— Start Input rows —

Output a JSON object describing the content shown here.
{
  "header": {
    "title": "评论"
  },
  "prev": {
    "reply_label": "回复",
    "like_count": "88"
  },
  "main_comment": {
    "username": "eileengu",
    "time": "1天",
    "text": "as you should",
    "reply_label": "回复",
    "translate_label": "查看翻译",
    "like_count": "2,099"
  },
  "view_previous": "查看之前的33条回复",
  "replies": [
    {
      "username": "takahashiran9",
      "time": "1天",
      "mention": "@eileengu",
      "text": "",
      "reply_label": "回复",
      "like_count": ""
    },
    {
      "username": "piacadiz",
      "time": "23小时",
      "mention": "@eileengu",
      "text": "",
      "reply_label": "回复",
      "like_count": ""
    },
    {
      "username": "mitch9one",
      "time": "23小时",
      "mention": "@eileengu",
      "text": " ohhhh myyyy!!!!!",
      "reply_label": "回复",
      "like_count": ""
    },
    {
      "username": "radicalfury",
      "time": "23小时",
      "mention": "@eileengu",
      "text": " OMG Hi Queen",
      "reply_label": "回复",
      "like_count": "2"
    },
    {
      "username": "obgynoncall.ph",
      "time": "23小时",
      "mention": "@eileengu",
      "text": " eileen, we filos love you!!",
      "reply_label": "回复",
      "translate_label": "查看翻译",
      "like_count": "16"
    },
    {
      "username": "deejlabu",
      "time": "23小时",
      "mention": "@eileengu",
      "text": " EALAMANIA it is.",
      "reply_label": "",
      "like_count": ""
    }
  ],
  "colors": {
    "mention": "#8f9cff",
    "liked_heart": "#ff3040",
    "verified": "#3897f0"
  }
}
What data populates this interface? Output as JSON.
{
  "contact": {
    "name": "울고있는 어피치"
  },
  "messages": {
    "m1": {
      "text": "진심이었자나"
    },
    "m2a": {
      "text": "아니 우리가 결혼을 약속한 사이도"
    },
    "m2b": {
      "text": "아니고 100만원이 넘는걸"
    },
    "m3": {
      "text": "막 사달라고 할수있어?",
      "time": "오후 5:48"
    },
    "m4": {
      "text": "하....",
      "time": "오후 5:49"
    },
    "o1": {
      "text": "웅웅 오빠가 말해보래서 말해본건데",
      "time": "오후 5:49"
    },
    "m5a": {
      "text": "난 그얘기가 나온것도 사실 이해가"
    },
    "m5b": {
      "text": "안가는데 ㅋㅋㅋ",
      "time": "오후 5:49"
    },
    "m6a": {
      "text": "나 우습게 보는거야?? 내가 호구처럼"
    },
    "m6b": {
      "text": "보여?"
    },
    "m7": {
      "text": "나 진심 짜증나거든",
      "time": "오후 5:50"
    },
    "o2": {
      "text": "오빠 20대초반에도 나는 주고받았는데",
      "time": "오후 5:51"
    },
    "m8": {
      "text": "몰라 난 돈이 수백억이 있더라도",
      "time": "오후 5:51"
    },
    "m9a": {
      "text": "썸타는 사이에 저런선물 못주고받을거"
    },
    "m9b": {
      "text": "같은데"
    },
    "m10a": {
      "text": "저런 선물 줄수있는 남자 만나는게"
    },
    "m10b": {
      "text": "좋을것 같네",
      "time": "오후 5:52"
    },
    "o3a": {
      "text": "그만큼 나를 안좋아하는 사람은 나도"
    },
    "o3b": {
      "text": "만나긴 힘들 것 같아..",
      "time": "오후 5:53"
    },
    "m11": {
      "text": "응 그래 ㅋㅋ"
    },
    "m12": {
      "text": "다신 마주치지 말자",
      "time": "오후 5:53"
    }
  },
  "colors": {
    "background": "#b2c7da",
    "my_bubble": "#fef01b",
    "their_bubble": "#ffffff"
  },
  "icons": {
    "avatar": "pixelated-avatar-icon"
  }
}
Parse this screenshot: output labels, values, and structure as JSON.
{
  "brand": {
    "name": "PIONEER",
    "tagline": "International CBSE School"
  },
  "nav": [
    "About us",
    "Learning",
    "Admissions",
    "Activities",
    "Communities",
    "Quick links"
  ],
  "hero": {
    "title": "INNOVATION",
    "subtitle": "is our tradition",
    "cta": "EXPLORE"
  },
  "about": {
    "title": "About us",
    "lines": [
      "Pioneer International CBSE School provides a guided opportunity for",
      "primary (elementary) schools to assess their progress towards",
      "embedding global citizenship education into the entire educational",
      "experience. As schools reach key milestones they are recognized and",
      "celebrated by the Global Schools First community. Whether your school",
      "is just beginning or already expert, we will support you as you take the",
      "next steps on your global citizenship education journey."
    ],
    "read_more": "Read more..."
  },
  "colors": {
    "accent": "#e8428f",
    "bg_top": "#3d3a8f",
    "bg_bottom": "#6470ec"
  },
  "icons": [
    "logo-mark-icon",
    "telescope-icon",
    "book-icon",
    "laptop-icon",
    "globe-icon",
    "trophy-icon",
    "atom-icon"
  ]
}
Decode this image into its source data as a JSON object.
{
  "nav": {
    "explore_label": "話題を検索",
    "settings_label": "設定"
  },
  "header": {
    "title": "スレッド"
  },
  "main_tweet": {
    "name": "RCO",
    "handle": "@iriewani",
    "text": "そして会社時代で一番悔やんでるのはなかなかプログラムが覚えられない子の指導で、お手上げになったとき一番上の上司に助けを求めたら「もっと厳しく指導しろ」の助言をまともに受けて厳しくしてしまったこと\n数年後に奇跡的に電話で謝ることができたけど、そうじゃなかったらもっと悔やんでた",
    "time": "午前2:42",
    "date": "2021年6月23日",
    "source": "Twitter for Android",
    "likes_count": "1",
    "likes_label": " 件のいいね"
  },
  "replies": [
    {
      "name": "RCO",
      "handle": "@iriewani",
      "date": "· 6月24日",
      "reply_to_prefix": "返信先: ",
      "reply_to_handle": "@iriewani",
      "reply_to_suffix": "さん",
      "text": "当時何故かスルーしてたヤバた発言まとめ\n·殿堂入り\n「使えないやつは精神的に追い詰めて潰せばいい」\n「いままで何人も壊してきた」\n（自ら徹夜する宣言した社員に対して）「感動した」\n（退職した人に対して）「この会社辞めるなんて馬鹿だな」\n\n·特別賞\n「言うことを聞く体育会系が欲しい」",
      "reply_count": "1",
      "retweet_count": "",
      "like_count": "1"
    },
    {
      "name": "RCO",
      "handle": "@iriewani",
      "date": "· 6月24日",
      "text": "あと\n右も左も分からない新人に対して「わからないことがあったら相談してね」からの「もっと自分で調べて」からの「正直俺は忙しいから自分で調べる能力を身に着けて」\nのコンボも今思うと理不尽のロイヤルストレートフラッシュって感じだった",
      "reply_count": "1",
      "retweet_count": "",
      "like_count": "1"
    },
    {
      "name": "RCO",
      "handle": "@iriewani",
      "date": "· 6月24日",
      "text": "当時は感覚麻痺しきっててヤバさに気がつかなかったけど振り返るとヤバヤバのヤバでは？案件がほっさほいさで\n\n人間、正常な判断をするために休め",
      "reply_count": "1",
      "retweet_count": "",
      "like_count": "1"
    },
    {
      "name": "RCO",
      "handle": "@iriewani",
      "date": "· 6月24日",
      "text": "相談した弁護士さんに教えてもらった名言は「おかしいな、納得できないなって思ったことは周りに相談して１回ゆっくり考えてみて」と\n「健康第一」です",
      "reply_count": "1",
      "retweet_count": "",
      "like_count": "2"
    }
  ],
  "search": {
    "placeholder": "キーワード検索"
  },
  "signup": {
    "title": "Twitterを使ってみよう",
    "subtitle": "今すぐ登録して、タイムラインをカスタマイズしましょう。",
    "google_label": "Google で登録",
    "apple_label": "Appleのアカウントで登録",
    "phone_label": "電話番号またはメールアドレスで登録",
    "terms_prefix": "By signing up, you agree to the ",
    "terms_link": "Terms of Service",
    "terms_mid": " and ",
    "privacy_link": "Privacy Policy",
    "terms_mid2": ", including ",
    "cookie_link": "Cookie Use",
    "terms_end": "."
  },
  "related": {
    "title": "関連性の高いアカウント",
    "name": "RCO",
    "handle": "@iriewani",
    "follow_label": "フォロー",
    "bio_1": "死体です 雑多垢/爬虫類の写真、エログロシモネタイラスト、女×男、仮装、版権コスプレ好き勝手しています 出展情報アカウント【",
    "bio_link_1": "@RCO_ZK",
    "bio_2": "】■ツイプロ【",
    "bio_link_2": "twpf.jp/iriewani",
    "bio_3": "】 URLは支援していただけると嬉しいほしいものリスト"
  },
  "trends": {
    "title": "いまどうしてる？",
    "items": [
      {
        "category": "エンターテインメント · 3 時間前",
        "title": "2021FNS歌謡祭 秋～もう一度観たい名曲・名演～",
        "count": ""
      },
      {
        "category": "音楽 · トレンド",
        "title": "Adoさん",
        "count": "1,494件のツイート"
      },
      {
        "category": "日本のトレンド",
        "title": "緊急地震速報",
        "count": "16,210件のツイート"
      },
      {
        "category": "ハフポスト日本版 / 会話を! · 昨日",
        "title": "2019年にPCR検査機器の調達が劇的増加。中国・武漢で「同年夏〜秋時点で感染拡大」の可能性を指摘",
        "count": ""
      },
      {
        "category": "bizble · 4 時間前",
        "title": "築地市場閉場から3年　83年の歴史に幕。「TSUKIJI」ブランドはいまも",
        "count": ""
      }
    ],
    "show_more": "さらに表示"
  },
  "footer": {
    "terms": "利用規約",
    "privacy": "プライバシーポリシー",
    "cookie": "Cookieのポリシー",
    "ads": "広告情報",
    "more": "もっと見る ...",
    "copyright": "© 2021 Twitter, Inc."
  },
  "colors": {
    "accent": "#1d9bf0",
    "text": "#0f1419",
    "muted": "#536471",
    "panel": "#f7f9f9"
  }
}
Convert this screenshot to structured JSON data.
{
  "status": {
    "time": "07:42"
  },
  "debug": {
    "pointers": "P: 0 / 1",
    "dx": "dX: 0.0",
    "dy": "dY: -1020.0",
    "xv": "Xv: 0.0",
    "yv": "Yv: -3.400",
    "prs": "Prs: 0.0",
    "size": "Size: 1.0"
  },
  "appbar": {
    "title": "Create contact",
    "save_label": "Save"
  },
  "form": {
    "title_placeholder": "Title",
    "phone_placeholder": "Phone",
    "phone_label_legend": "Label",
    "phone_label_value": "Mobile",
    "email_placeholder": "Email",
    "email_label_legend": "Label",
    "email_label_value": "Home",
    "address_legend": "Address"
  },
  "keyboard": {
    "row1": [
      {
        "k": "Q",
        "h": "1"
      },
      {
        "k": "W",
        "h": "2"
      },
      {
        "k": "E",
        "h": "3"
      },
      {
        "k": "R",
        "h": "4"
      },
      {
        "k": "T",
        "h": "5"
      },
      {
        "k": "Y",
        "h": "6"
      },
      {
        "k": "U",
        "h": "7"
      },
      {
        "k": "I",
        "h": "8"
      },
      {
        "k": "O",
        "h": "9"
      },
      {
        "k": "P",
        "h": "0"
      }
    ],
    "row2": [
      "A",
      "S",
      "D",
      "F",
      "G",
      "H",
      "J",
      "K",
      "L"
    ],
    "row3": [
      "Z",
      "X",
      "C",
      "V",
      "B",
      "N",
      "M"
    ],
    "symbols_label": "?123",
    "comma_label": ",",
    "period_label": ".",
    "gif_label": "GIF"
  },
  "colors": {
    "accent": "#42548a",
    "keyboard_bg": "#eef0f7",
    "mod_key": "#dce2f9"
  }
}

— End Input rows —

Can you quote exactly the lines from the one containing "Convert this screenshot" through the last line of the records above, and nothing else?

Convert this screenshot to structured JSON data.
{
  "status": {
    "time": "07:42"
  },
  "debug": {
    "pointers": "P: 0 / 1",
    "dx": "dX: 0.0",
    "dy": "dY: -1020.0",
    "xv": "Xv: 0.0",
    "yv": "Yv: -3.400",
    "prs": "Prs: 0.0",
    "size": "Size: 1.0"
  },
  "appbar": {
    "title": "Create contact",
    "save_label": "Save"
  },
  "form": {
    "title_placeholder": "Title",
    "phone_placeholder": "Phone",
    "phone_label_legend": "Label",
    "phone_label_value": "Mobile",
    "email_placeholder": "Email",
    "email_label_legend": "Label",
    "email_label_value": "Home",
    "address_legend": "Address"
  },
  "keyboard": {
    "row1": [
      {
        "k": "Q",
        "h": "1"
      },
      {
        "k": "W",
        "h": "2"
      },
      {
        "k": "E",
        "h": "3"
      },
      {
        "k": "R",
        "h": "4"
      },
      {
        "k": "T",
        "h": "5"
      },
      {
        "k": "Y",
        "h": "6"
      },
      {
        "k": "U",
        "h": "7"
      },
      {
        "k": "I",
        "h": "8"
      },
      {
        "k": "O",
        "h": "9"
      },
      {
        "k": "P",
        "h": "0"
      }
    ],
    "row2": [
      "A",
      "S",
      "D",
      "F",
      "G",
      "H",
      "J",
      "K",
      "L"
    ],
    "row3": [
      "Z",
      "X",
      "C",
      "V",
      "B",
      "N",
      "M"
    ],
    "symbols_label": "?123",
    "comma_label": ",",
    "period_label": ".",
    "gif_label": "GIF"
  },
  "colors": {
    "accent": "#42548a",
    "keyboard_bg": "#eef0f7",
    "mod_key": "#dce2f9"
  }
}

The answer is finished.